§ **PROBLEM STATEMENT**: Review the listing and copy each line that holds the word "this".

Items from a data source:
+ + + + + + +

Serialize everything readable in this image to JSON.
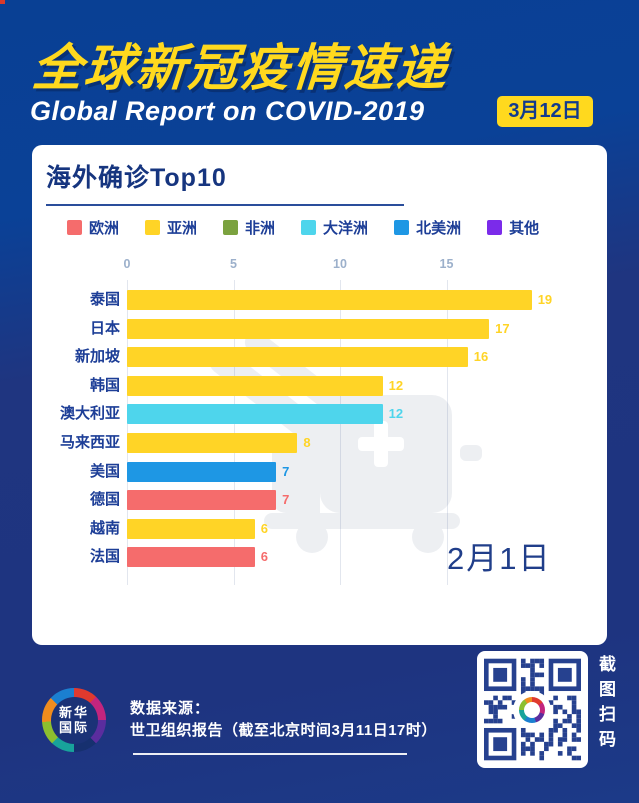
{
  "poster": {
    "title_cn": "全球新冠疫情速递",
    "title_en": "Global Report on COVID-2019",
    "date_badge": "3月12日"
  },
  "card": {
    "title": "海外确诊Top10"
  },
  "legend": [
    {
      "label": "欧洲",
      "color": "#f56c6c"
    },
    {
      "label": "亚洲",
      "color": "#ffd426"
    },
    {
      "label": "非洲",
      "color": "#7ba23f"
    },
    {
      "label": "大洋洲",
      "color": "#4ed5ec"
    },
    {
      "label": "北美洲",
      "color": "#1e97e4"
    },
    {
      "label": "其他",
      "color": "#7b2bea"
    }
  ],
  "chart_data": {
    "type": "bar",
    "orientation": "horizontal",
    "title": "海外确诊Top10",
    "date_label": "2月1日",
    "x_ticks": [
      0,
      5,
      10,
      15
    ],
    "xlim": [
      0,
      22.5
    ],
    "grid": true,
    "categories": [
      "泰国",
      "日本",
      "新加坡",
      "韩国",
      "澳大利亚",
      "马来西亚",
      "美国",
      "德国",
      "越南",
      "法国"
    ],
    "values": [
      19,
      17,
      16,
      12,
      12,
      8,
      7,
      7,
      6,
      6
    ],
    "regions": [
      "亚洲",
      "亚洲",
      "亚洲",
      "亚洲",
      "大洋洲",
      "亚洲",
      "北美洲",
      "欧洲",
      "亚洲",
      "欧洲"
    ],
    "bar_colors": [
      "#ffd426",
      "#ffd426",
      "#ffd426",
      "#ffd426",
      "#4ed5ec",
      "#ffd426",
      "#1e97e4",
      "#f56c6c",
      "#ffd426",
      "#f56c6c"
    ]
  },
  "footer": {
    "logo_line1": "新华",
    "logo_line2": "国际",
    "source_label": "数据来源：",
    "source_detail": "世卫组织报告（截至北京时间3月11日17时）",
    "qr_caption": "截图扫码"
  },
  "colors": {
    "background_top": "#0a4197",
    "background_bottom": "#1e3480",
    "accent_yellow": "#ffd91e",
    "navy_text": "#1d3e97",
    "tick_label": "#9cb0cb",
    "gridline": "#e2e6ee",
    "card_background": "#ffffff"
  }
}
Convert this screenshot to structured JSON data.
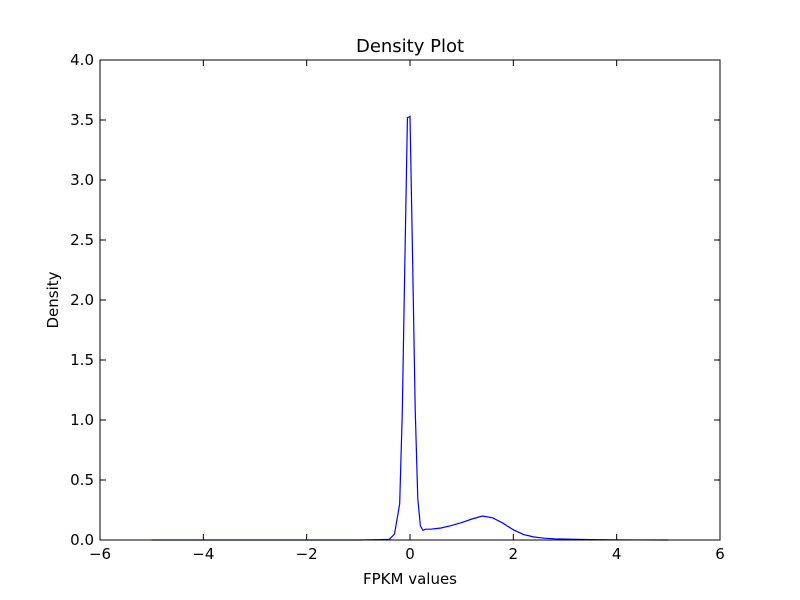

+ + + + + + +

§ **EXERCISE ANSWER**:
Serialize everything readable in this image to JSON.
Convert this screenshot to structured JSON data.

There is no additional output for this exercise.